GIVEN TASK – Output the full material exactly as it appears here.

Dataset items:
****

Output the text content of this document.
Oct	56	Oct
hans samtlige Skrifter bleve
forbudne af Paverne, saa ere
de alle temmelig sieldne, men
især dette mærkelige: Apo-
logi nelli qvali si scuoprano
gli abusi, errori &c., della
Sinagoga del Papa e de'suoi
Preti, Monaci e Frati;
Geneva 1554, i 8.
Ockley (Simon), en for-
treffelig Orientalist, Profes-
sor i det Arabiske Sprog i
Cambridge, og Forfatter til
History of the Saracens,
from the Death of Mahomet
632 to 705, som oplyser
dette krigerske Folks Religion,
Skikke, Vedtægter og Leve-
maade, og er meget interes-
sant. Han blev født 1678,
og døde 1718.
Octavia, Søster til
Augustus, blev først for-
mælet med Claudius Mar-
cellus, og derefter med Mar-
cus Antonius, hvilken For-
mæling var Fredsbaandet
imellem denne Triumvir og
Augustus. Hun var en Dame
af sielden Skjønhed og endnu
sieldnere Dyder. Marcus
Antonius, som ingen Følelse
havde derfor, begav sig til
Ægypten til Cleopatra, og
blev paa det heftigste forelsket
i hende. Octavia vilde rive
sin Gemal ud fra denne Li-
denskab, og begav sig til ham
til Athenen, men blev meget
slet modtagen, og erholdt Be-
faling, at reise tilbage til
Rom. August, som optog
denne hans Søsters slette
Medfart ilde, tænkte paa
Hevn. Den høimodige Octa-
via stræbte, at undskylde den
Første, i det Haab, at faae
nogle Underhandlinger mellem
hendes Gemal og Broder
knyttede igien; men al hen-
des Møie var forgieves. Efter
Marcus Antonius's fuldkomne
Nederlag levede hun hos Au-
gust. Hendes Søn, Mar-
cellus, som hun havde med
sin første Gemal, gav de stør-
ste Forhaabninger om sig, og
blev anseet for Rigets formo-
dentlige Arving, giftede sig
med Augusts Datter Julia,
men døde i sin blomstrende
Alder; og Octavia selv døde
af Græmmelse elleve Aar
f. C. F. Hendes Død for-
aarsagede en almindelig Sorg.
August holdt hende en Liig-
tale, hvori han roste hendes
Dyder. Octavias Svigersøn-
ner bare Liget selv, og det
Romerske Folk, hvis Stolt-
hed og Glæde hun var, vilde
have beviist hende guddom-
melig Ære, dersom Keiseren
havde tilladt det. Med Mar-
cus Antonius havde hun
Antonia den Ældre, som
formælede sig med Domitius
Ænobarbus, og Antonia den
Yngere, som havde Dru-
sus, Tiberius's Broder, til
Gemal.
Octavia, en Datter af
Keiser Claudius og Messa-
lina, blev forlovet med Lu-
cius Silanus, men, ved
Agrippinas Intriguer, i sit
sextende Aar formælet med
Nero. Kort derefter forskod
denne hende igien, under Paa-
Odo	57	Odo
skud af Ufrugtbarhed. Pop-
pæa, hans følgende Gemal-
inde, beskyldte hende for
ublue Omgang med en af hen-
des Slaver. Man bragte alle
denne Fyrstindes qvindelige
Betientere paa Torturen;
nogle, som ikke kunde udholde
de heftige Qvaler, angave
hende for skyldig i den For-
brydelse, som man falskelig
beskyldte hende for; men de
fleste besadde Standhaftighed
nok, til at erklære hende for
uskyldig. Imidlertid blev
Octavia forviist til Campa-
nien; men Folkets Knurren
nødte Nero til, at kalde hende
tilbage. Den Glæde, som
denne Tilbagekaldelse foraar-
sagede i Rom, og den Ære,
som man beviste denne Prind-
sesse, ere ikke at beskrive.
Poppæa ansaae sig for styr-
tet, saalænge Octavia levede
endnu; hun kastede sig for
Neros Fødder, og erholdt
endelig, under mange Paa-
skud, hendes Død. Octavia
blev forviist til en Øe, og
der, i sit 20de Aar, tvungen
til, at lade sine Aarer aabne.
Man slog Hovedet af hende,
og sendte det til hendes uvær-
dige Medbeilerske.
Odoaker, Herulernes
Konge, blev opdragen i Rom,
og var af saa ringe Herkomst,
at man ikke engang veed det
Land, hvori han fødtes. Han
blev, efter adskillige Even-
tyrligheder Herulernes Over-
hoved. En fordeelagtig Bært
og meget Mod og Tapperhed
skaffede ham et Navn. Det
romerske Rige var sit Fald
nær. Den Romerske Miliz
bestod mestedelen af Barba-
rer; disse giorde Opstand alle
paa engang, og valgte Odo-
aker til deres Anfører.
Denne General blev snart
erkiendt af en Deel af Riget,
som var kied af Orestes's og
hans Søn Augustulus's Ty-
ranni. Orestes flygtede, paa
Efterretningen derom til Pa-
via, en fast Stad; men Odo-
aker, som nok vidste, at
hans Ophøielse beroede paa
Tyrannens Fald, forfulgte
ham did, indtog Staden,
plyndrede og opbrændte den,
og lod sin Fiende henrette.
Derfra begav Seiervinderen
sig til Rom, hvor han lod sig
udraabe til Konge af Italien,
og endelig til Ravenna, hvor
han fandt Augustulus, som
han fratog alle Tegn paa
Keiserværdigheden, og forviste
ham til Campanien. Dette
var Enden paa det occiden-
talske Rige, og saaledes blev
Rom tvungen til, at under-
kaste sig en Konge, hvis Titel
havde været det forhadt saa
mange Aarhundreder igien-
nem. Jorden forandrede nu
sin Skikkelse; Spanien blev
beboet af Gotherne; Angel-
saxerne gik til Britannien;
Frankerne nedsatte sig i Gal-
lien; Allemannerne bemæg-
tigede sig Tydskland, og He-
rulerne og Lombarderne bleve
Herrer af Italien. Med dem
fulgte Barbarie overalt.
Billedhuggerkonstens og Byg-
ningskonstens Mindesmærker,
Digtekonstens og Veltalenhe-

****

RESULT –
Output the text content of this document.
Oct	56	Oct
hans samtlige Skrifter bleve
forbudne af Paverne, saa ere
de alle temmelig sieldne, men
især dette mærkelige: Apo-
logi nelli qvali si scuoprano
gli abusi, errori &c., della
Sinagoga del Papa e de'suoi
Preti, Monaci e Frati;
Geneva 1554, i 8.
Ockley (Simon), en for-
treffelig Orientalist, Profes-
sor i det Arabiske Sprog i
Cambridge, og Forfatter til
History of the Saracens,
from the Death of Mahomet
632 to 705, som oplyser
dette krigerske Folks Religion,
Skikke, Vedtægter og Leve-
maade, og er meget interes-
sant. Han blev født 1678,
og døde 1718.
Octavia, Søster til
Augustus, blev først for-
mælet med Claudius Mar-
cellus, og derefter med Mar-
cus Antonius, hvilken For-
mæling var Fredsbaandet
imellem denne Triumvir og
Augustus. Hun var en Dame
af sielden Skjønhed og endnu
sieldnere Dyder. Marcus
Antonius, som ingen Følelse
havde derfor, begav sig til
Ægypten til Cleopatra, og
blev paa det heftigste forelsket
i hende. Octavia vilde rive
sin Gemal ud fra denne Li-
denskab, og begav sig til ham
til Athenen, men blev meget
slet modtagen, og erholdt Be-
faling, at reise tilbage til
Rom. August, som optog
denne hans Søsters slette
Medfart ilde, tænkte paa
Hevn. Den høimodige Octa-
via stræbte, at undskylde den
Første, i det Haab, at faae
nogle Underhandlinger mellem
hendes Gemal og Broder
knyttede igien; men al hen-
des Møie var forgieves. Efter
Marcus Antonius's fuldkomne
Nederlag levede hun hos Au-
gust. Hendes Søn, Mar-
cellus, som hun havde med
sin første Gemal, gav de stør-
ste Forhaabninger om sig, og
blev anseet for Rigets formo-
dentlige Arving, giftede sig
med Augusts Datter Julia,
men døde i sin blomstrende
Alder; og Octavia selv døde
af Græmmelse elleve Aar
f. C. F. Hendes Død for-
aarsagede en almindelig Sorg.
August holdt hende en Liig-
tale, hvori han roste hendes
Dyder. Octavias Svigersøn-
ner bare Liget selv, og det
Romerske Folk, hvis Stolt-
hed og Glæde hun var, vilde
have beviist hende guddom-
melig Ære, dersom Keiseren
havde tilladt det. Med Mar-
cus Antonius havde hun
Antonia den Ældre, som
formælede sig med Domitius
Ænobarbus, og Antonia den
Yngere, som havde Dru-
sus, Tiberius's Broder, til
Gemal.
Octavia, en Datter af
Keiser Claudius og Messa-
lina, blev forlovet med Lu-
cius Silanus, men, ved
Agrippinas Intriguer, i sit
sextende Aar formælet med
Nero. Kort derefter forskod
denne hende igien, under Paa-
Odo	57	Odo
skud af Ufrugtbarhed. Pop-
pæa, hans følgende Gemal-
inde, beskyldte hende for
ublue Omgang med en af hen-
des Slaver. Man bragte alle
denne Fyrstindes qvindelige
Betientere paa Torturen;
nogle, som ikke kunde udholde
de heftige Qvaler, angave
hende for skyldig i den For-
brydelse, som man falskelig
beskyldte hende for; men de
fleste besadde Standhaftighed
nok, til at erklære hende for
uskyldig. Imidlertid blev
Octavia forviist til Campa-
nien; men Folkets Knurren
nødte Nero til, at kalde hende
tilbage. Den Glæde, som
denne Tilbagekaldelse foraar-
sagede i Rom, og den Ære,
som man beviste denne Prind-
sesse, ere ikke at beskrive.
Poppæa ansaae sig for styr-
tet, saalænge Octavia levede
endnu; hun kastede sig for
Neros Fødder, og erholdt
endelig, under mange Paa-
skud, hendes Død. Octavia
blev forviist til en Øe, og
der, i sit 20de Aar, tvungen
til, at lade sine Aarer aabne.
Man slog Hovedet af hende,
og sendte det til hendes uvær-
dige Medbeilerske.
Odoaker, Herulernes
Konge, blev opdragen i Rom,
og var af saa ringe Herkomst,
at man ikke engang veed det
Land, hvori han fødtes. Han
blev, efter adskillige Even-
tyrligheder Herulernes Over-
hoved. En fordeelagtig Bært
og meget Mod og Tapperhed
skaffede ham et Navn. Det
romerske Rige var sit Fald
nær. Den Romerske Miliz
bestod mestedelen af Barba-
rer; disse giorde Opstand alle
paa engang, og valgte Odo-
aker til deres Anfører.
Denne General blev snart
erkiendt af en Deel af Riget,
som var kied af Orestes's og
hans Søn Augustulus's Ty-
ranni. Orestes flygtede, paa
Efterretningen derom til Pa-
via, en fast Stad; men Odo-
aker, som nok vidste, at
hans Ophøielse beroede paa
Tyrannens Fald, forfulgte
ham did, indtog Staden,
plyndrede og opbrændte den,
og lod sin Fiende henrette.
Derfra begav Seiervinderen
sig til Rom, hvor han lod sig
udraabe til Konge af Italien,
og endelig til Ravenna, hvor
han fandt Augustulus, som
han fratog alle Tegn paa
Keiserværdigheden, og forviste
ham til Campanien. Dette
var Enden paa det occiden-
talske Rige, og saaledes blev
Rom tvungen til, at under-
kaste sig en Konge, hvis Titel
havde været det forhadt saa
mange Aarhundreder igien-
nem. Jorden forandrede nu
sin Skikkelse; Spanien blev
beboet af Gotherne; Angel-
saxerne gik til Britannien;
Frankerne nedsatte sig i Gal-
lien; Allemannerne bemæg-
tigede sig Tydskland, og He-
rulerne og Lombarderne bleve
Herrer af Italien. Med dem
fulgte Barbarie overalt.
Billedhuggerkonstens og Byg-
ningskonstens Mindesmærker,
Digtekonstens og Veltalenhe-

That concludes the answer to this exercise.